▸ Instructions for the task:
Write out all of the entries exactly, please.

— start Entries supplied —

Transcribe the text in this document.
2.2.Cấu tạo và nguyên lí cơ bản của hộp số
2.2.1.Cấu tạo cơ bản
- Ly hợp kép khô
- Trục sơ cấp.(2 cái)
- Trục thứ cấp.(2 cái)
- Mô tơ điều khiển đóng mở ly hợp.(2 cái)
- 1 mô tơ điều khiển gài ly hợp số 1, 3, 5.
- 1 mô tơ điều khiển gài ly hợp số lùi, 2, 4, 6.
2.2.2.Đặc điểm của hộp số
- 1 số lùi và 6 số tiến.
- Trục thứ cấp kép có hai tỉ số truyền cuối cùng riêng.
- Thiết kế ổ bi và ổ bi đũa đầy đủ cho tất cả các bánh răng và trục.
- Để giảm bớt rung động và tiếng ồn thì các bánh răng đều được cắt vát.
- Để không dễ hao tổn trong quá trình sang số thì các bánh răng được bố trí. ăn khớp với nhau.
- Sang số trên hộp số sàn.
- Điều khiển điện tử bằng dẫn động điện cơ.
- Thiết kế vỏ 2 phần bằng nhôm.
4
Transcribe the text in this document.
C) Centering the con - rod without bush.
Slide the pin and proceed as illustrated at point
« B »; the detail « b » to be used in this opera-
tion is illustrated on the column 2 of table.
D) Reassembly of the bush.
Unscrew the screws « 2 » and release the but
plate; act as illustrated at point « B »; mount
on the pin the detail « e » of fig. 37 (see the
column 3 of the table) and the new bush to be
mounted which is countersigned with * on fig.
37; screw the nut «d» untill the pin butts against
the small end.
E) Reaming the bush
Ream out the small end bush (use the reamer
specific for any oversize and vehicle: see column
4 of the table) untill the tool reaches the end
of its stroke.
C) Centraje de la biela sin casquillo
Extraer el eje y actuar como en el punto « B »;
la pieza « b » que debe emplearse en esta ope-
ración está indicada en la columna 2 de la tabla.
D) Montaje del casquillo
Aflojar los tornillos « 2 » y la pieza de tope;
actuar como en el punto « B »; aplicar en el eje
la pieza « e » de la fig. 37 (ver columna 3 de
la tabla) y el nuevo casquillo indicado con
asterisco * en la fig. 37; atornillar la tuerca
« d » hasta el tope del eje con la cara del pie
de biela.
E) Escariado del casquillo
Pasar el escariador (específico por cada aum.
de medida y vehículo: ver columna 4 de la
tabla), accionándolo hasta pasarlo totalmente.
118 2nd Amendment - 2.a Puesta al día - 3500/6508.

— end Entries supplied —

▸ Exercise answer:
Transcribe the text in this document.
2.2.Cấu tạo và nguyên lí cơ bản của hộp số
2.2.1.Cấu tạo cơ bản
- Ly hợp kép khô
- Trục sơ cấp.(2 cái)
- Trục thứ cấp.(2 cái)
- Mô tơ điều khiển đóng mở ly hợp.(2 cái)
- 1 mô tơ điều khiển gài ly hợp số 1, 3, 5.
- 1 mô tơ điều khiển gài ly hợp số lùi, 2, 4, 6.
2.2.2.Đặc điểm của hộp số
- 1 số lùi và 6 số tiến.
- Trục thứ cấp kép có hai tỉ số truyền cuối cùng riêng.
- Thiết kế ổ bi và ổ bi đũa đầy đủ cho tất cả các bánh răng và trục.
- Để giảm bớt rung động và tiếng ồn thì các bánh răng đều được cắt vát.
- Để không dễ hao tổn trong quá trình sang số thì các bánh răng được bố trí. ăn khớp với nhau.
- Sang số trên hộp số sàn.
- Điều khiển điện tử bằng dẫn động điện cơ.
- Thiết kế vỏ 2 phần bằng nhôm.
4
Transcribe the text in this document.
C) Centering the con - rod without bush.
Slide the pin and proceed as illustrated at point
« B »; the detail « b » to be used in this opera-
tion is illustrated on the column 2 of table.
D) Reassembly of the bush.
Unscrew the screws « 2 » and release the but
plate; act as illustrated at point « B »; mount
on the pin the detail « e » of fig. 37 (see the
column 3 of the table) and the new bush to be
mounted which is countersigned with * on fig.
37; screw the nut «d» untill the pin butts against
the small end.
E) Reaming the bush
Ream out the small end bush (use the reamer
specific for any oversize and vehicle: see column
4 of the table) untill the tool reaches the end
of its stroke.
C) Centraje de la biela sin casquillo
Extraer el eje y actuar como en el punto « B »;
la pieza « b » que debe emplearse en esta ope-
ración está indicada en la columna 2 de la tabla.
D) Montaje del casquillo
Aflojar los tornillos « 2 » y la pieza de tope;
actuar como en el punto « B »; aplicar en el eje
la pieza « e » de la fig. 37 (ver columna 3 de
la tabla) y el nuevo casquillo indicado con
asterisco * en la fig. 37; atornillar la tuerca
« d » hasta el tope del eje con la cara del pie
de biela.
E) Escariado del casquillo
Pasar el escariador (específico por cada aum.
de medida y vehículo: ver columna 4 de la
tabla), accionándolo hasta pasarlo totalmente.
118 2nd Amendment - 2.a Puesta al día - 3500/6508.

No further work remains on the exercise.